Figure dataset records:
* BEGIN *

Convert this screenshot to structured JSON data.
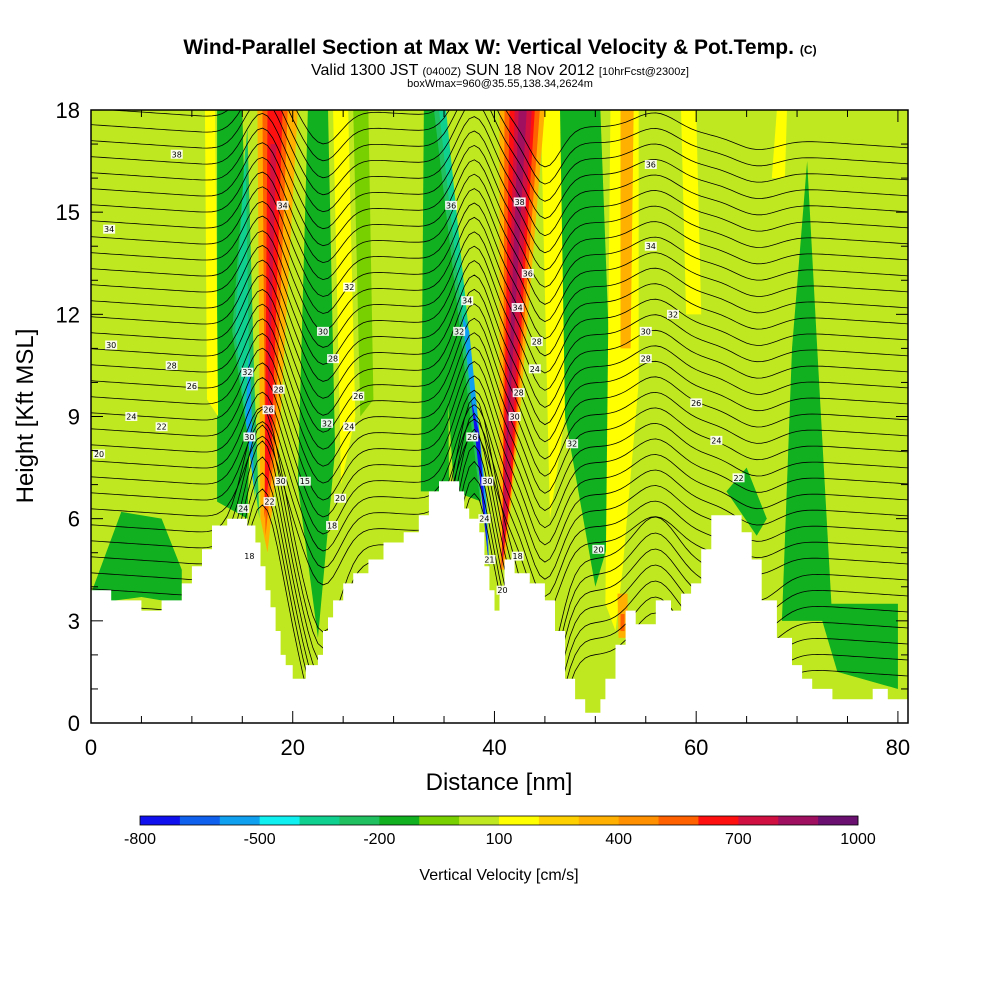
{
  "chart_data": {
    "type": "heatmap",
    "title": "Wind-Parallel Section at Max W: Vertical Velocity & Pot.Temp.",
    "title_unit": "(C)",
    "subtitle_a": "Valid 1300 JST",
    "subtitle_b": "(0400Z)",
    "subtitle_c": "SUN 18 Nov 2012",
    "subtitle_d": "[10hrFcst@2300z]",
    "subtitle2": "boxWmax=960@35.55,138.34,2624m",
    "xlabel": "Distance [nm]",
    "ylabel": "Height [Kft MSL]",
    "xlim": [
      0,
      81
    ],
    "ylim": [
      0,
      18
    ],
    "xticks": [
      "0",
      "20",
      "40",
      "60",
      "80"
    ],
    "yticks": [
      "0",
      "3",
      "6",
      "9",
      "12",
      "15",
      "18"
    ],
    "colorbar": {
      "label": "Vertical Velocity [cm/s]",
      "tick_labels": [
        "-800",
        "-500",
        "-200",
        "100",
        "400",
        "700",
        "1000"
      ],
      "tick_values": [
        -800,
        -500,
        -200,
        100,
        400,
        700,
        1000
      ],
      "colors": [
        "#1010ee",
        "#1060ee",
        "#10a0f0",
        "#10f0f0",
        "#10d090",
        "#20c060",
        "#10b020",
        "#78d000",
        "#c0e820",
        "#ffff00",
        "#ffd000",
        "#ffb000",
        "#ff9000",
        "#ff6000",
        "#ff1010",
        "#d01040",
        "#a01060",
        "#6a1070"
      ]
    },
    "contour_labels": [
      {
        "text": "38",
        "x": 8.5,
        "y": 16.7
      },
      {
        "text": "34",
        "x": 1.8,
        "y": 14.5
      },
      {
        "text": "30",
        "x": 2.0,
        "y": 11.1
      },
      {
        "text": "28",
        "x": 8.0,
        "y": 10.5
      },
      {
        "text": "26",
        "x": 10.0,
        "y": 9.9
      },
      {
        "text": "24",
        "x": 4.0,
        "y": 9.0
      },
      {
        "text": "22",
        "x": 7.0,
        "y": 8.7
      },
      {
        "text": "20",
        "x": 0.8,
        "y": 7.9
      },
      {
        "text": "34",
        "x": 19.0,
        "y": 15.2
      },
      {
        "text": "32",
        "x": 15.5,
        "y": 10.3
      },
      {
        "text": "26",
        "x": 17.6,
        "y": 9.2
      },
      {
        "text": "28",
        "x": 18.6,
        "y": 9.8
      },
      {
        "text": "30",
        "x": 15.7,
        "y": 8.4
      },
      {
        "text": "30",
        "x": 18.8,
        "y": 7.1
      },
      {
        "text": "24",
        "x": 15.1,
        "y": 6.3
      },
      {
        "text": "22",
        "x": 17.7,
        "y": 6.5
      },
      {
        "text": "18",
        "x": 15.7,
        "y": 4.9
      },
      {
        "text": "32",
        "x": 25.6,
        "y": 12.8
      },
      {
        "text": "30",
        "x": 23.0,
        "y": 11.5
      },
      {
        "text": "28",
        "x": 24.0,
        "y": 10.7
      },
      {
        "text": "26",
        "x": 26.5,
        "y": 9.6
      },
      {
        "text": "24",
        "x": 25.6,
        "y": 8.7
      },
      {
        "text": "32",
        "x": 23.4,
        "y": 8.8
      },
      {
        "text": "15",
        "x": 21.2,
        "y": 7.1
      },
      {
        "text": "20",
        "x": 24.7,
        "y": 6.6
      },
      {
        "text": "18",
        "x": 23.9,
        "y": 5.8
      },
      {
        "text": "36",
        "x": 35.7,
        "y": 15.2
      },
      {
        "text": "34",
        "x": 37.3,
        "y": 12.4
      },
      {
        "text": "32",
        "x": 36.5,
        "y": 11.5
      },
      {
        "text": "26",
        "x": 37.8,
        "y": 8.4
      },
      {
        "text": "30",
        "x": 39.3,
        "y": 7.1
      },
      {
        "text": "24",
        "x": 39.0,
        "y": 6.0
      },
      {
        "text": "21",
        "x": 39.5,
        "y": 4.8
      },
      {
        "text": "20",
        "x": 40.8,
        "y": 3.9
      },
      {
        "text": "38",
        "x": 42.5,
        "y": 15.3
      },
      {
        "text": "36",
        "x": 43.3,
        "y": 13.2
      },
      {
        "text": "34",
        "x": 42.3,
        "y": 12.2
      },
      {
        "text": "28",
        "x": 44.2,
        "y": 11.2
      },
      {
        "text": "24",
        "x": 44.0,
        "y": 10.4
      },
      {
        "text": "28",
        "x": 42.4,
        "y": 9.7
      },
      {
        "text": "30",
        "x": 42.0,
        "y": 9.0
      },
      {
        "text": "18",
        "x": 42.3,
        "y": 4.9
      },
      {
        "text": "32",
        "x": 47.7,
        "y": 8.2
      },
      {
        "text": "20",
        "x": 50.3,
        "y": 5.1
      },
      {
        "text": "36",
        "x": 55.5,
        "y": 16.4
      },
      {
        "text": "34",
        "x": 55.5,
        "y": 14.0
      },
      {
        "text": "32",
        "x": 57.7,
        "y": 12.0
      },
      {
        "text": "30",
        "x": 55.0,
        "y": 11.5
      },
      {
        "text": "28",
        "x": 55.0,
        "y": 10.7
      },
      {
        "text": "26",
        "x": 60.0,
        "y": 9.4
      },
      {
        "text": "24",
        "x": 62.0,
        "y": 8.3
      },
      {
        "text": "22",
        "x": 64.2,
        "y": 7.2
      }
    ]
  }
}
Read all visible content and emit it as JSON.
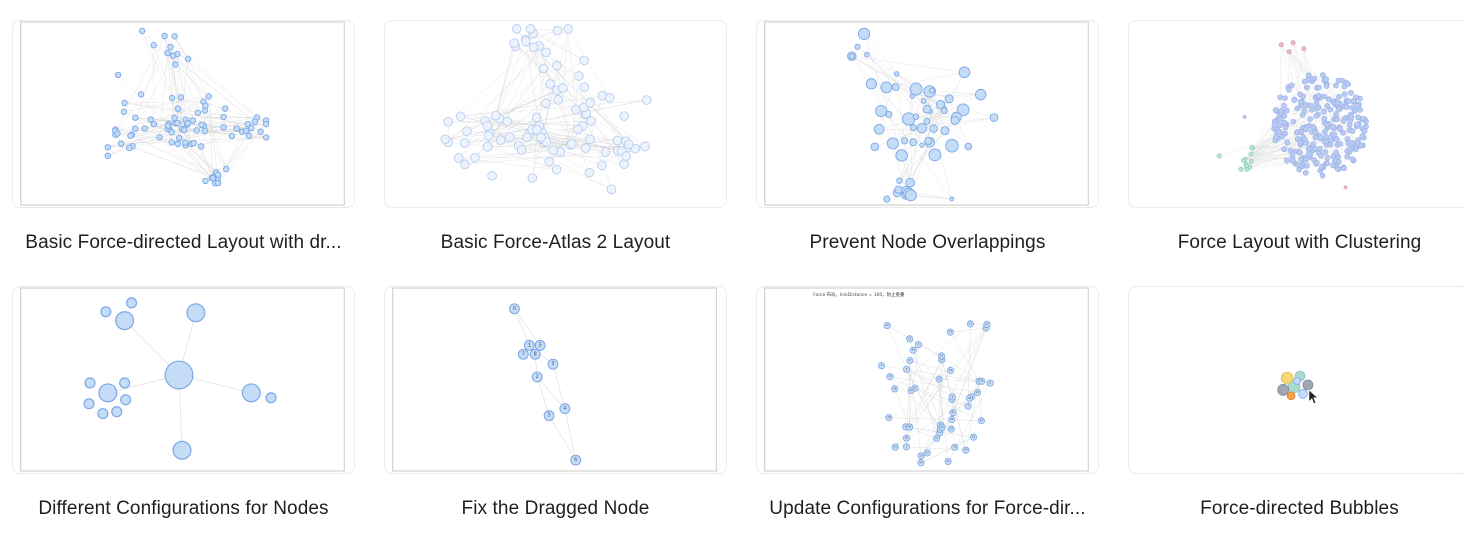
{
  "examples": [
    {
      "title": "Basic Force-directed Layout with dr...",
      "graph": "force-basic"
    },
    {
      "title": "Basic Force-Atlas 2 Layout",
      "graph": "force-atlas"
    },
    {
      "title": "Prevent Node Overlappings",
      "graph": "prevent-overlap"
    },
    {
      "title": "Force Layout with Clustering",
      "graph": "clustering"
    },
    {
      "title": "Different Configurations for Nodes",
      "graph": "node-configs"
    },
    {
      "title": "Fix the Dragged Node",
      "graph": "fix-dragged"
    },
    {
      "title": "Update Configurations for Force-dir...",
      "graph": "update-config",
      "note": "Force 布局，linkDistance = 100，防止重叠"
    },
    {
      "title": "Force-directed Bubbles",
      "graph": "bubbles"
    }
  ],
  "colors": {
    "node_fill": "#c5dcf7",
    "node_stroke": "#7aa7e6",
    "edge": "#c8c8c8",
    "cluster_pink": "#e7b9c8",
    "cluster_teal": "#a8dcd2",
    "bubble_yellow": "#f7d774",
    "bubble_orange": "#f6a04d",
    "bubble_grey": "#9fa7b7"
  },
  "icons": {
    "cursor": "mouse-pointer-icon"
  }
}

* END *

EXERCISE OBJECTIVE: Pictures stay out; reproduce every line of the records exactly.

RESPONSE TO THE TASK:
Convert this screenshot to structured JSON data.
{
  "chart_data": {
    "type": "heatmap",
    "title": "Wind-Parallel Section at Max W: Vertical Velocity & Pot.Temp.",
    "title_unit": "(C)",
    "subtitle_a": "Valid 1300 JST",
    "subtitle_b": "(0400Z)",
    "subtitle_c": "SUN 18 Nov 2012",
    "subtitle_d": "[10hrFcst@2300z]",
    "subtitle2": "boxWmax=960@35.55,138.34,2624m",
    "xlabel": "Distance [nm]",
    "ylabel": "Height [Kft MSL]",
    "xlim": [
      0,
      81
    ],
    "ylim": [
      0,
      18
    ],
    "xticks": [
      "0",
      "20",
      "40",
      "60",
      "80"
    ],
    "yticks": [
      "0",
      "3",
      "6",
      "9",
      "12",
      "15",
      "18"
    ],
    "colorbar": {
      "label": "Vertical Velocity [cm/s]",
      "tick_labels": [
        "-800",
        "-500",
        "-200",
        "100",
        "400",
        "700",
        "1000"
      ],
      "tick_values": [
        -800,
        -500,
        -200,
        100,
        400,
        700,
        1000
      ],
      "colors": [
        "#1010ee",
        "#1060ee",
        "#10a0f0",
        "#10f0f0",
        "#10d090",
        "#20c060",
        "#10b020",
        "#78d000",
        "#c0e820",
        "#ffff00",
        "#ffd000",
        "#ffb000",
        "#ff9000",
        "#ff6000",
        "#ff1010",
        "#d01040",
        "#a01060",
        "#6a1070"
      ]
    },
    "contour_labels": [
      {
        "text": "38",
        "x": 8.5,
        "y": 16.7
      },
      {
        "text": "34",
        "x": 1.8,
        "y": 14.5
      },
      {
        "text": "30",
        "x": 2.0,
        "y": 11.1
      },
      {
        "text": "28",
        "x": 8.0,
        "y": 10.5
      },
      {
        "text": "26",
        "x": 10.0,
        "y": 9.9
      },
      {
        "text": "24",
        "x": 4.0,
        "y": 9.0
      },
      {
        "text": "22",
        "x": 7.0,
        "y": 8.7
      },
      {
        "text": "20",
        "x": 0.8,
        "y": 7.9
      },
      {
        "text": "34",
        "x": 19.0,
        "y": 15.2
      },
      {
        "text": "32",
        "x": 15.5,
        "y": 10.3
      },
      {
        "text": "26",
        "x": 17.6,
        "y": 9.2
      },
      {
        "text": "28",
        "x": 18.6,
        "y": 9.8
      },
      {
        "text": "30",
        "x": 15.7,
        "y": 8.4
      },
      {
        "text": "30",
        "x": 18.8,
        "y": 7.1
      },
      {
        "text": "24",
        "x": 15.1,
        "y": 6.3
      },
      {
        "text": "22",
        "x": 17.7,
        "y": 6.5
      },
      {
        "text": "18",
        "x": 15.7,
        "y": 4.9
      },
      {
        "text": "32",
        "x": 25.6,
        "y": 12.8
      },
      {
        "text": "30",
        "x": 23.0,
        "y": 11.5
      },
      {
        "text": "28",
        "x": 24.0,
        "y": 10.7
      },
      {
        "text": "26",
        "x": 26.5,
        "y": 9.6
      },
      {
        "text": "24",
        "x": 25.6,
        "y": 8.7
      },
      {
        "text": "32",
        "x": 23.4,
        "y": 8.8
      },
      {
        "text": "15",
        "x": 21.2,
        "y": 7.1
      },
      {
        "text": "20",
        "x": 24.7,
        "y": 6.6
      },
      {
        "text": "18",
        "x": 23.9,
        "y": 5.8
      },
      {
        "text": "36",
        "x": 35.7,
        "y": 15.2
      },
      {
        "text": "34",
        "x": 37.3,
        "y": 12.4
      },
      {
        "text": "32",
        "x": 36.5,
        "y": 11.5
      },
      {
        "text": "26",
        "x": 37.8,
        "y": 8.4
      },
      {
        "text": "30",
        "x": 39.3,
        "y": 7.1
      },
      {
        "text": "24",
        "x": 39.0,
        "y": 6.0
      },
      {
        "text": "21",
        "x": 39.5,
        "y": 4.8
      },
      {
        "text": "20",
        "x": 40.8,
        "y": 3.9
      },
      {
        "text": "38",
        "x": 42.5,
        "y": 15.3
      },
      {
        "text": "36",
        "x": 43.3,
        "y": 13.2
      },
      {
        "text": "34",
        "x": 42.3,
        "y": 12.2
      },
      {
        "text": "28",
        "x": 44.2,
        "y": 11.2
      },
      {
        "text": "24",
        "x": 44.0,
        "y": 10.4
      },
      {
        "text": "28",
        "x": 42.4,
        "y": 9.7
      },
      {
        "text": "30",
        "x": 42.0,
        "y": 9.0
      },
      {
        "text": "18",
        "x": 42.3,
        "y": 4.9
      },
      {
        "text": "32",
        "x": 47.7,
        "y": 8.2
      },
      {
        "text": "20",
        "x": 50.3,
        "y": 5.1
      },
      {
        "text": "36",
        "x": 55.5,
        "y": 16.4
      },
      {
        "text": "34",
        "x": 55.5,
        "y": 14.0
      },
      {
        "text": "32",
        "x": 57.7,
        "y": 12.0
      },
      {
        "text": "30",
        "x": 55.0,
        "y": 11.5
      },
      {
        "text": "28",
        "x": 55.0,
        "y": 10.7
      },
      {
        "text": "26",
        "x": 60.0,
        "y": 9.4
      },
      {
        "text": "24",
        "x": 62.0,
        "y": 8.3
      },
      {
        "text": "22",
        "x": 64.2,
        "y": 7.2
      }
    ]
  }
}
Read all visible content and emit it as JSON.
{
  "examples": [
    {
      "title": "Basic Force-directed Layout with dr...",
      "graph": "force-basic"
    },
    {
      "title": "Basic Force-Atlas 2 Layout",
      "graph": "force-atlas"
    },
    {
      "title": "Prevent Node Overlappings",
      "graph": "prevent-overlap"
    },
    {
      "title": "Force Layout with Clustering",
      "graph": "clustering"
    },
    {
      "title": "Different Configurations for Nodes",
      "graph": "node-configs"
    },
    {
      "title": "Fix the Dragged Node",
      "graph": "fix-dragged"
    },
    {
      "title": "Update Configurations for Force-dir...",
      "graph": "update-config",
      "note": "Force 布局，linkDistance = 100，防止重叠"
    },
    {
      "title": "Force-directed Bubbles",
      "graph": "bubbles"
    }
  ],
  "colors": {
    "node_fill": "#c5dcf7",
    "node_stroke": "#7aa7e6",
    "edge": "#c8c8c8",
    "cluster_pink": "#e7b9c8",
    "cluster_teal": "#a8dcd2",
    "bubble_yellow": "#f7d774",
    "bubble_orange": "#f6a04d",
    "bubble_grey": "#9fa7b7"
  },
  "icons": {
    "cursor": "mouse-pointer-icon"
  }
}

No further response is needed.